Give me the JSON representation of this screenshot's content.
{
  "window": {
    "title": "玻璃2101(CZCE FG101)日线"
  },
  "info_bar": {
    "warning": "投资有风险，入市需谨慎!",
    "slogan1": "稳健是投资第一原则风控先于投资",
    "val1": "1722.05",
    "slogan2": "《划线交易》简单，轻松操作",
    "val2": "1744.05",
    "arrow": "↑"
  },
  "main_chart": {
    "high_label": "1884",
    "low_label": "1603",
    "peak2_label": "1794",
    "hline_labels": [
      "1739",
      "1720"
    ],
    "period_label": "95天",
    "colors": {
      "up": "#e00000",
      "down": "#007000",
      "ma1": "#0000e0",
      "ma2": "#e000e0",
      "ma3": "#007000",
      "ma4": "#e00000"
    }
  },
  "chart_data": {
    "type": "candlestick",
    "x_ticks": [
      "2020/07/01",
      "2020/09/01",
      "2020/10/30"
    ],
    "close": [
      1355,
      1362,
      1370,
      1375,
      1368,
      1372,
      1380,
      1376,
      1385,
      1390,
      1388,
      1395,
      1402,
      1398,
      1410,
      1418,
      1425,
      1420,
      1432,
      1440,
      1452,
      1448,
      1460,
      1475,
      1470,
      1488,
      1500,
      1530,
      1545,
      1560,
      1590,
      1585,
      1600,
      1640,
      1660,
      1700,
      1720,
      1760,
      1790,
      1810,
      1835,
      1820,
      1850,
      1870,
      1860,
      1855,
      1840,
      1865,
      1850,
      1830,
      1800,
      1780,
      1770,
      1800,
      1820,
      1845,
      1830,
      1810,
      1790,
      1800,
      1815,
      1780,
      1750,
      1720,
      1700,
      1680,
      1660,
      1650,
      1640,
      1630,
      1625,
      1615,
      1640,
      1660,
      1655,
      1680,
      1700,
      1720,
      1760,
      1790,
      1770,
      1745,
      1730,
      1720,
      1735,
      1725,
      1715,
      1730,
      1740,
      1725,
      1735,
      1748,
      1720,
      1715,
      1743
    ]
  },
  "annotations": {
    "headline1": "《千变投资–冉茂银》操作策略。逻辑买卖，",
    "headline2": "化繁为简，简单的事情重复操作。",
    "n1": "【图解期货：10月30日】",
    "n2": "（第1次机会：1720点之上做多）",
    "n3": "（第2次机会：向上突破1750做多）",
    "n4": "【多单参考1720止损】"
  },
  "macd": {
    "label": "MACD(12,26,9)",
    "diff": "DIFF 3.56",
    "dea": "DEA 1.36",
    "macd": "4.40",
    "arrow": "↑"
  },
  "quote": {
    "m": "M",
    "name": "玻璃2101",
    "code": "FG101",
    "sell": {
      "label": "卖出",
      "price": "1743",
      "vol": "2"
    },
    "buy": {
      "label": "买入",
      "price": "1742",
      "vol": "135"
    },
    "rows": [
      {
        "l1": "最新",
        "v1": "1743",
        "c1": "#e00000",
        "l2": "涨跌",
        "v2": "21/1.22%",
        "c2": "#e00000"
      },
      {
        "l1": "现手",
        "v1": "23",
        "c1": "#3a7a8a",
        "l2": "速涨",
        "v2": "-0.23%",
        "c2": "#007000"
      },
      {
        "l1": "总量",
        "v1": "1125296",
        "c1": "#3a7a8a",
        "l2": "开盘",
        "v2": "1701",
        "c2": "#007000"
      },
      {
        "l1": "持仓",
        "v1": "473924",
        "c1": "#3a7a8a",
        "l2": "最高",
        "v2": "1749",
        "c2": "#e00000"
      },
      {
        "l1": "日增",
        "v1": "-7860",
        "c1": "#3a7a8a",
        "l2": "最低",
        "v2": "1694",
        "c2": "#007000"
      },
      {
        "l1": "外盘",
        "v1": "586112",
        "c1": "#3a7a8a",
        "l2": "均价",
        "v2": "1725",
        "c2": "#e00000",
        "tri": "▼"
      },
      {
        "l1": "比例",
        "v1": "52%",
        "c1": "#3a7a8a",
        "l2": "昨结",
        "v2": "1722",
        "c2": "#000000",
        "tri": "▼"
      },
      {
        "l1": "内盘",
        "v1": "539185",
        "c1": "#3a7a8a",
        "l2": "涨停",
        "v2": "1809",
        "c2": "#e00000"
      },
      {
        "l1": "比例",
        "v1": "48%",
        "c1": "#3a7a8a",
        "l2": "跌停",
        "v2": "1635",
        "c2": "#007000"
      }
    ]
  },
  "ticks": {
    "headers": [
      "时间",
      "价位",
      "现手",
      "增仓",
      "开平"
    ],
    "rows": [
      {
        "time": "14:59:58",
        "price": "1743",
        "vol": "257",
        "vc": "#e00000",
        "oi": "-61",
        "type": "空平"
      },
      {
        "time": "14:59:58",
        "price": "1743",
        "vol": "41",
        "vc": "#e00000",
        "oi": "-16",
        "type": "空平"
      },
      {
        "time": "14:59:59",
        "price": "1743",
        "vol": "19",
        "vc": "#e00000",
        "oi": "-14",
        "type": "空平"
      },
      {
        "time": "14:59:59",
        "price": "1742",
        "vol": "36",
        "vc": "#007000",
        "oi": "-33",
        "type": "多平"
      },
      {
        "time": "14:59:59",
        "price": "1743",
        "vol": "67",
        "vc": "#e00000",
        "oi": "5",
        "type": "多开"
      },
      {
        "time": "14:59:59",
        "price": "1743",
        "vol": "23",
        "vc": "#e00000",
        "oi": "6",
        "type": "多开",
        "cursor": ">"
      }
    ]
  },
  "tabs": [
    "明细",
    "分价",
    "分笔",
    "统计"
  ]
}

PROBLEM TO SOLVE: Reproduce all of the records exactly.

WRITTEN ANSWER:
Give me the JSON representation of this screenshot's content.
{
  "window": {
    "title": "玻璃2101(CZCE FG101)日线"
  },
  "info_bar": {
    "warning": "投资有风险，入市需谨慎!",
    "slogan1": "稳健是投资第一原则风控先于投资",
    "val1": "1722.05",
    "slogan2": "《划线交易》简单，轻松操作",
    "val2": "1744.05",
    "arrow": "↑"
  },
  "main_chart": {
    "high_label": "1884",
    "low_label": "1603",
    "peak2_label": "1794",
    "hline_labels": [
      "1739",
      "1720"
    ],
    "period_label": "95天",
    "colors": {
      "up": "#e00000",
      "down": "#007000",
      "ma1": "#0000e0",
      "ma2": "#e000e0",
      "ma3": "#007000",
      "ma4": "#e00000"
    }
  },
  "chart_data": {
    "type": "candlestick",
    "x_ticks": [
      "2020/07/01",
      "2020/09/01",
      "2020/10/30"
    ],
    "close": [
      1355,
      1362,
      1370,
      1375,
      1368,
      1372,
      1380,
      1376,
      1385,
      1390,
      1388,
      1395,
      1402,
      1398,
      1410,
      1418,
      1425,
      1420,
      1432,
      1440,
      1452,
      1448,
      1460,
      1475,
      1470,
      1488,
      1500,
      1530,
      1545,
      1560,
      1590,
      1585,
      1600,
      1640,
      1660,
      1700,
      1720,
      1760,
      1790,
      1810,
      1835,
      1820,
      1850,
      1870,
      1860,
      1855,
      1840,
      1865,
      1850,
      1830,
      1800,
      1780,
      1770,
      1800,
      1820,
      1845,
      1830,
      1810,
      1790,
      1800,
      1815,
      1780,
      1750,
      1720,
      1700,
      1680,
      1660,
      1650,
      1640,
      1630,
      1625,
      1615,
      1640,
      1660,
      1655,
      1680,
      1700,
      1720,
      1760,
      1790,
      1770,
      1745,
      1730,
      1720,
      1735,
      1725,
      1715,
      1730,
      1740,
      1725,
      1735,
      1748,
      1720,
      1715,
      1743
    ]
  },
  "annotations": {
    "headline1": "《千变投资–冉茂银》操作策略。逻辑买卖，",
    "headline2": "化繁为简，简单的事情重复操作。",
    "n1": "【图解期货：10月30日】",
    "n2": "（第1次机会：1720点之上做多）",
    "n3": "（第2次机会：向上突破1750做多）",
    "n4": "【多单参考1720止损】"
  },
  "macd": {
    "label": "MACD(12,26,9)",
    "diff": "DIFF 3.56",
    "dea": "DEA 1.36",
    "macd": "4.40",
    "arrow": "↑"
  },
  "quote": {
    "m": "M",
    "name": "玻璃2101",
    "code": "FG101",
    "sell": {
      "label": "卖出",
      "price": "1743",
      "vol": "2"
    },
    "buy": {
      "label": "买入",
      "price": "1742",
      "vol": "135"
    },
    "rows": [
      {
        "l1": "最新",
        "v1": "1743",
        "c1": "#e00000",
        "l2": "涨跌",
        "v2": "21/1.22%",
        "c2": "#e00000"
      },
      {
        "l1": "现手",
        "v1": "23",
        "c1": "#3a7a8a",
        "l2": "速涨",
        "v2": "-0.23%",
        "c2": "#007000"
      },
      {
        "l1": "总量",
        "v1": "1125296",
        "c1": "#3a7a8a",
        "l2": "开盘",
        "v2": "1701",
        "c2": "#007000"
      },
      {
        "l1": "持仓",
        "v1": "473924",
        "c1": "#3a7a8a",
        "l2": "最高",
        "v2": "1749",
        "c2": "#e00000"
      },
      {
        "l1": "日增",
        "v1": "-7860",
        "c1": "#3a7a8a",
        "l2": "最低",
        "v2": "1694",
        "c2": "#007000"
      },
      {
        "l1": "外盘",
        "v1": "586112",
        "c1": "#3a7a8a",
        "l2": "均价",
        "v2": "1725",
        "c2": "#e00000",
        "tri": "▼"
      },
      {
        "l1": "比例",
        "v1": "52%",
        "c1": "#3a7a8a",
        "l2": "昨结",
        "v2": "1722",
        "c2": "#000000",
        "tri": "▼"
      },
      {
        "l1": "内盘",
        "v1": "539185",
        "c1": "#3a7a8a",
        "l2": "涨停",
        "v2": "1809",
        "c2": "#e00000"
      },
      {
        "l1": "比例",
        "v1": "48%",
        "c1": "#3a7a8a",
        "l2": "跌停",
        "v2": "1635",
        "c2": "#007000"
      }
    ]
  },
  "ticks": {
    "headers": [
      "时间",
      "价位",
      "现手",
      "增仓",
      "开平"
    ],
    "rows": [
      {
        "time": "14:59:58",
        "price": "1743",
        "vol": "257",
        "vc": "#e00000",
        "oi": "-61",
        "type": "空平"
      },
      {
        "time": "14:59:58",
        "price": "1743",
        "vol": "41",
        "vc": "#e00000",
        "oi": "-16",
        "type": "空平"
      },
      {
        "time": "14:59:59",
        "price": "1743",
        "vol": "19",
        "vc": "#e00000",
        "oi": "-14",
        "type": "空平"
      },
      {
        "time": "14:59:59",
        "price": "1742",
        "vol": "36",
        "vc": "#007000",
        "oi": "-33",
        "type": "多平"
      },
      {
        "time": "14:59:59",
        "price": "1743",
        "vol": "67",
        "vc": "#e00000",
        "oi": "5",
        "type": "多开"
      },
      {
        "time": "14:59:59",
        "price": "1743",
        "vol": "23",
        "vc": "#e00000",
        "oi": "6",
        "type": "多开",
        "cursor": ">"
      }
    ]
  },
  "tabs": [
    "明细",
    "分价",
    "分笔",
    "统计"
  ]
}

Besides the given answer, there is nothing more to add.